Stored records:
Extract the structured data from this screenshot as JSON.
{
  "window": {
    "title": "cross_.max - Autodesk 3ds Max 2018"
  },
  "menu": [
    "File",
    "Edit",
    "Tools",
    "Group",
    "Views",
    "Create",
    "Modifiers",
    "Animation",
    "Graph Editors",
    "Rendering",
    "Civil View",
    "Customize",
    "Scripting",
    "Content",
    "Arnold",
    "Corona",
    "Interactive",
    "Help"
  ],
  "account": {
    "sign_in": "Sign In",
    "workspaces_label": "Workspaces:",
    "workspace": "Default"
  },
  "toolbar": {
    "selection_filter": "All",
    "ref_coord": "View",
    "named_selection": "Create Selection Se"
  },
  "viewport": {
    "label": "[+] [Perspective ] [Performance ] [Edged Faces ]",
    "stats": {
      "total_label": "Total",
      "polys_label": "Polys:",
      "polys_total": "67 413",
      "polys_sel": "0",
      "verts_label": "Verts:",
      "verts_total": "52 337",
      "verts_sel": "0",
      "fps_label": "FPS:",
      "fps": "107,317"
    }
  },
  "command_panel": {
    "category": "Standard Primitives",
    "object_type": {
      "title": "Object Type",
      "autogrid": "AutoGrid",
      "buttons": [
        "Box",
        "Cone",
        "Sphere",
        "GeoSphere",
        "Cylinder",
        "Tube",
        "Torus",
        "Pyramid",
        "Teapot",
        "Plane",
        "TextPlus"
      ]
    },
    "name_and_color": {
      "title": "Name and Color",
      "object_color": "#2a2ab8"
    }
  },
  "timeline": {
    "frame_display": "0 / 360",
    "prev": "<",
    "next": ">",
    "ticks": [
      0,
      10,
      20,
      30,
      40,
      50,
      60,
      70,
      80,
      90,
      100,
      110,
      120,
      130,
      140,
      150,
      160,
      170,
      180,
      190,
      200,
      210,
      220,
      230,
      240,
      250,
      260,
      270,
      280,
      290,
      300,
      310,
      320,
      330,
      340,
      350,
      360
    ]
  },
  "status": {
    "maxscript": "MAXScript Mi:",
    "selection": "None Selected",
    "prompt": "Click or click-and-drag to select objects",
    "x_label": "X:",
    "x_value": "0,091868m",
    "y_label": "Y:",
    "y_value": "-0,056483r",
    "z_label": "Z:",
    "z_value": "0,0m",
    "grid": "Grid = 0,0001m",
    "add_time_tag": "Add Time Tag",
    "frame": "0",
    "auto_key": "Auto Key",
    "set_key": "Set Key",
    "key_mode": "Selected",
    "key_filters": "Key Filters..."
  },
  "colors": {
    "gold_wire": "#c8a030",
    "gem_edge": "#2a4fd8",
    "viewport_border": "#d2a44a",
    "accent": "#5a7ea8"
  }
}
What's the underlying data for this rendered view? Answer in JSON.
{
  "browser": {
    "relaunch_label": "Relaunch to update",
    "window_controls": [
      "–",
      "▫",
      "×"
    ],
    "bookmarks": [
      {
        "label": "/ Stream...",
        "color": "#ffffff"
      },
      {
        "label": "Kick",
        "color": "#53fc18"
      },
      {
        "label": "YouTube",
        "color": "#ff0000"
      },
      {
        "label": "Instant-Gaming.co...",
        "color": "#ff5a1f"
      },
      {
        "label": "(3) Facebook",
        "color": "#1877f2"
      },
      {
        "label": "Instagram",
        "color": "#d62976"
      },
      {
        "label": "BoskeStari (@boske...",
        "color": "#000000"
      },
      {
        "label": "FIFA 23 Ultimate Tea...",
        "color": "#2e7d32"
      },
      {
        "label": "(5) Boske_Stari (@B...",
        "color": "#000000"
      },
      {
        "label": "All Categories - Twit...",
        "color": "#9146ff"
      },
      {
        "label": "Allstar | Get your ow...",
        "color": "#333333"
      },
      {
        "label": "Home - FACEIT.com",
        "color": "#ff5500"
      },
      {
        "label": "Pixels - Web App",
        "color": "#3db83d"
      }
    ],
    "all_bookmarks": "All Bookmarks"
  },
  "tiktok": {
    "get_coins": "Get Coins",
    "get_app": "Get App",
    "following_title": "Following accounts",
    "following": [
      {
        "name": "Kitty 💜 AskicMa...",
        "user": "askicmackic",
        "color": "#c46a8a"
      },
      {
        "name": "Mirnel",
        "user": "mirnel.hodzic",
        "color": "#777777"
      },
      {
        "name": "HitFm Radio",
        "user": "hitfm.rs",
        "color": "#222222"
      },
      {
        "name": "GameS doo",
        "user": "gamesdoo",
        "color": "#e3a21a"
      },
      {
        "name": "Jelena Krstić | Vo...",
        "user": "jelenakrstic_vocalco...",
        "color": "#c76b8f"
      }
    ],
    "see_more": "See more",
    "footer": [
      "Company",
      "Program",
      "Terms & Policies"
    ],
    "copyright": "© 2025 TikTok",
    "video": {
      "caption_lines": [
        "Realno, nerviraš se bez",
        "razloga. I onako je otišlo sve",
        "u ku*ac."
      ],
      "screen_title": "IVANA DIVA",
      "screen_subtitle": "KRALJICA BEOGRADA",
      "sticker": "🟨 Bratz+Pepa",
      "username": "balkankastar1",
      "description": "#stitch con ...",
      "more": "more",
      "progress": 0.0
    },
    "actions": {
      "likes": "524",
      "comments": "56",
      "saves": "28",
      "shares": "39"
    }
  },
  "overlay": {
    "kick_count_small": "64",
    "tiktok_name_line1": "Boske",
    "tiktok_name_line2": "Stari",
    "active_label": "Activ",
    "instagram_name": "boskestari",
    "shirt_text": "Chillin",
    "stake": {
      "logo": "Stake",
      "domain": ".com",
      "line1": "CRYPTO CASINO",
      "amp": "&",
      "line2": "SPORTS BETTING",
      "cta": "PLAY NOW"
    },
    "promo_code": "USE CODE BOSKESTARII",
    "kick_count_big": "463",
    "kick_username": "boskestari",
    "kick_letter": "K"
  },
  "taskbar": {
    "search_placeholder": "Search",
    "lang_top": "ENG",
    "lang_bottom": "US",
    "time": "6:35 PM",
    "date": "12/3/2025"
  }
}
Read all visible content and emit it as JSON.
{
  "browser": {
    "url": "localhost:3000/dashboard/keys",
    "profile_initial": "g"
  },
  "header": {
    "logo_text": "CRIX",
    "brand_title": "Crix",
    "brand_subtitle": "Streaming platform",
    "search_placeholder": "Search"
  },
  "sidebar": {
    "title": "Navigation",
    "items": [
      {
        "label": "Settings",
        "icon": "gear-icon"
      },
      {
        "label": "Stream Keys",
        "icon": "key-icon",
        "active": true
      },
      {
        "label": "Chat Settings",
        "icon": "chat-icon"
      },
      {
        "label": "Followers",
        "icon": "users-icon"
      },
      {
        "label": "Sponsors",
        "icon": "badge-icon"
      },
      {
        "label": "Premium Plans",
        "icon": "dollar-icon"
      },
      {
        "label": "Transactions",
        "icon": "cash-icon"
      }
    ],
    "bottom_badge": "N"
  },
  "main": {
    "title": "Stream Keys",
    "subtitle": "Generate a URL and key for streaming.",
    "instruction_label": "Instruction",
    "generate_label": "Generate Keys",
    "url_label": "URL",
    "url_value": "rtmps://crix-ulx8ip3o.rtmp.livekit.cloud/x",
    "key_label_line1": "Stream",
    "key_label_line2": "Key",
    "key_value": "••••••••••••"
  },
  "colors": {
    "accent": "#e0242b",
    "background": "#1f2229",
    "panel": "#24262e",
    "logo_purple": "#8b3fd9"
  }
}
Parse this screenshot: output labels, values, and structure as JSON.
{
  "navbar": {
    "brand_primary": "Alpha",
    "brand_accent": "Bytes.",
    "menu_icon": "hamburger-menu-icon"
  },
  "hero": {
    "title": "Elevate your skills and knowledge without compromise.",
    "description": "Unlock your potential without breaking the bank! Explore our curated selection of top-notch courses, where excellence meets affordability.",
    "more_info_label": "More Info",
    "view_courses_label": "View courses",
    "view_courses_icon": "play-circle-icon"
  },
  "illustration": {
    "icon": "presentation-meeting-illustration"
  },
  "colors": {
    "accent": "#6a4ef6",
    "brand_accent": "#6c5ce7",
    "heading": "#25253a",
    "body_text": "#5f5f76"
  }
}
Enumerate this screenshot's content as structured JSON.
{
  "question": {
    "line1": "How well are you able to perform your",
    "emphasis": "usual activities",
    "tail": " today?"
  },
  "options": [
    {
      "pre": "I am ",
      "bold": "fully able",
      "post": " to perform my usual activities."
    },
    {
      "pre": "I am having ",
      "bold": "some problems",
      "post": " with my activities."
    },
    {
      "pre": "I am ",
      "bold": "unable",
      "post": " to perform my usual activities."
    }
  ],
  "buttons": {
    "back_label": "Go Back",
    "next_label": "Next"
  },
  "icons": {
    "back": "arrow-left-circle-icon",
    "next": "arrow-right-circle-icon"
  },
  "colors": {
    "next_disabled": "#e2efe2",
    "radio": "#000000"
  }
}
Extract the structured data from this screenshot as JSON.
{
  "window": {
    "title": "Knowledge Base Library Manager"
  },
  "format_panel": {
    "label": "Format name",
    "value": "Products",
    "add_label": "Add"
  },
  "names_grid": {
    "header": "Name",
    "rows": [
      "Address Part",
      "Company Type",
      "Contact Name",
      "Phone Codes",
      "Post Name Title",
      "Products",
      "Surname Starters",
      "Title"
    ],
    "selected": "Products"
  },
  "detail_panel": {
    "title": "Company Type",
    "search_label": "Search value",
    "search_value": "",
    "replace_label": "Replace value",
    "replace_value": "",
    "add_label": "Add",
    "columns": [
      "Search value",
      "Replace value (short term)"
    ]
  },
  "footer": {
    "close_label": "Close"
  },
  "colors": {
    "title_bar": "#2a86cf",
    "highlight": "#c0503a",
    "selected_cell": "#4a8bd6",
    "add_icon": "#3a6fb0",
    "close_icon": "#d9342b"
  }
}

• PROBLEM:
Repeat precisely the lines of the data starting at the one containing "Enumerate this screenshot's", last line included.

• SOLUTION FOR THIS PROBLEM:
Enumerate this screenshot's content as structured JSON.
{
  "question": {
    "line1": "How well are you able to perform your",
    "emphasis": "usual activities",
    "tail": " today?"
  },
  "options": [
    {
      "pre": "I am ",
      "bold": "fully able",
      "post": " to perform my usual activities."
    },
    {
      "pre": "I am having ",
      "bold": "some problems",
      "post": " with my activities."
    },
    {
      "pre": "I am ",
      "bold": "unable",
      "post": " to perform my usual activities."
    }
  ],
  "buttons": {
    "back_label": "Go Back",
    "next_label": "Next"
  },
  "icons": {
    "back": "arrow-left-circle-icon",
    "next": "arrow-right-circle-icon"
  },
  "colors": {
    "next_disabled": "#e2efe2",
    "radio": "#000000"
  }
}
Extract the structured data from this screenshot as JSON.
{
  "window": {
    "title": "Knowledge Base Library Manager"
  },
  "format_panel": {
    "label": "Format name",
    "value": "Products",
    "add_label": "Add"
  },
  "names_grid": {
    "header": "Name",
    "rows": [
      "Address Part",
      "Company Type",
      "Contact Name",
      "Phone Codes",
      "Post Name Title",
      "Products",
      "Surname Starters",
      "Title"
    ],
    "selected": "Products"
  },
  "detail_panel": {
    "title": "Company Type",
    "search_label": "Search value",
    "search_value": "",
    "replace_label": "Replace value",
    "replace_value": "",
    "add_label": "Add",
    "columns": [
      "Search value",
      "Replace value (short term)"
    ]
  },
  "footer": {
    "close_label": "Close"
  },
  "colors": {
    "title_bar": "#2a86cf",
    "highlight": "#c0503a",
    "selected_cell": "#4a8bd6",
    "add_icon": "#3a6fb0",
    "close_icon": "#d9342b"
  }
}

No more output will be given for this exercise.